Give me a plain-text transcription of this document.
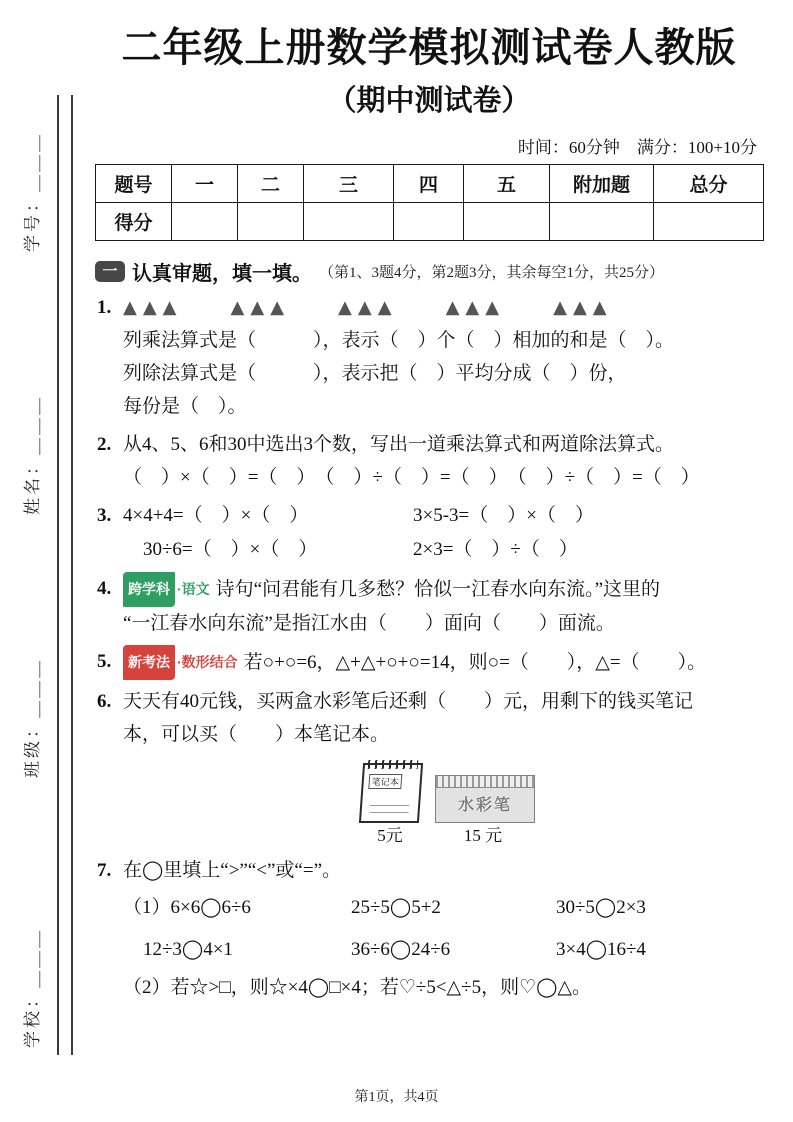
学号：＿＿＿
姓名：＿＿＿
班级：＿＿＿
学校：＿＿＿
二年级上册数学模拟测试卷人教版
（期中测试卷）
时间：60分钟　满分：100+10分
题号	一	二	三	四	五	附加题	总分
得分							
一 认真审题，填一填。 （第1、3题4分，第2题3分，其余每空1分，共25分）
1. ▲▲▲　　▲▲▲　　▲▲▲　　▲▲▲　　▲▲▲
列乘法算式是（　　　），表示（　）个（　）相加的和是（　）。
列除法算式是（　　　），表示把（　）平均分成（　）份，
每份是（　）。
2. 从4、5、6和30中选出3个数，写出一道乘法算式和两道除法算式。
（　）×（　）=（　）　（　）÷（　）=（　）　（　）÷（　）=（　）
3. 4×4+4=（　）×（　）	3×5-3=（　）×（　）
30÷6=（　）×（　）	2×3=（　）÷（　）
4.	跨学科 ·语文 诗句“问君能有几多愁？恰似一江春水向东流。”这里的
“一江春水向东流”是指江水由（　　）面向（　　）面流。
5.	新考法 ·数形结合 若○+○=6，△+△+○+○=14，则○=（　　），△=（　　）。
6. 天天有40元钱，买两盒水彩笔后还剩（　　）元，用剩下的钱买笔记
本，可以买（　　）本笔记本。
笔记本
水彩笔
5元	15 元
7. 在◯里填上“>”“<”或“=”。
（1）6×6◯6÷6	25÷5◯5+2	30÷5◯2×3
12÷3◯4×1	36÷6◯24÷6	3×4◯16÷4
（2）若☆>□，则☆×4◯□×4；若♡÷5<△÷5，则♡◯△。
第1页，共4页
——
**Problem details**
Give back every line exactly as it stands, pictures excluded.

**Task answer**
Give me a plain-text transcription of this document.
学号：＿＿＿
姓名：＿＿＿
班级：＿＿＿
学校：＿＿＿
二年级上册数学模拟测试卷人教版
（期中测试卷）
时间：60分钟　满分：100+10分
题号	一	二	三	四	五	附加题	总分
得分							
一 认真审题，填一填。 （第1、3题4分，第2题3分，其余每空1分，共25分）
1. ▲▲▲　　▲▲▲　　▲▲▲　　▲▲▲　　▲▲▲
列乘法算式是（　　　），表示（　）个（　）相加的和是（　）。
列除法算式是（　　　），表示把（　）平均分成（　）份，
每份是（　）。
2. 从4、5、6和30中选出3个数，写出一道乘法算式和两道除法算式。
（　）×（　）=（　）　（　）÷（　）=（　）　（　）÷（　）=（　）
3. 4×4+4=（　）×（　）	3×5-3=（　）×（　）
30÷6=（　）×（　）	2×3=（　）÷（　）
4.	跨学科 ·语文 诗句“问君能有几多愁？恰似一江春水向东流。”这里的
“一江春水向东流”是指江水由（　　）面向（　　）面流。
5.	新考法 ·数形结合 若○+○=6，△+△+○+○=14，则○=（　　），△=（　　）。
6. 天天有40元钱，买两盒水彩笔后还剩（　　）元，用剩下的钱买笔记
本，可以买（　　）本笔记本。
笔记本
水彩笔
5元	15 元
7. 在◯里填上“>”“<”或“=”。
（1）6×6◯6÷6	25÷5◯5+2	30÷5◯2×3
12÷3◯4×1	36÷6◯24÷6	3×4◯16÷4
（2）若☆>□，则☆×4◯□×4；若♡÷5<△÷5，则♡◯△。
第1页，共4页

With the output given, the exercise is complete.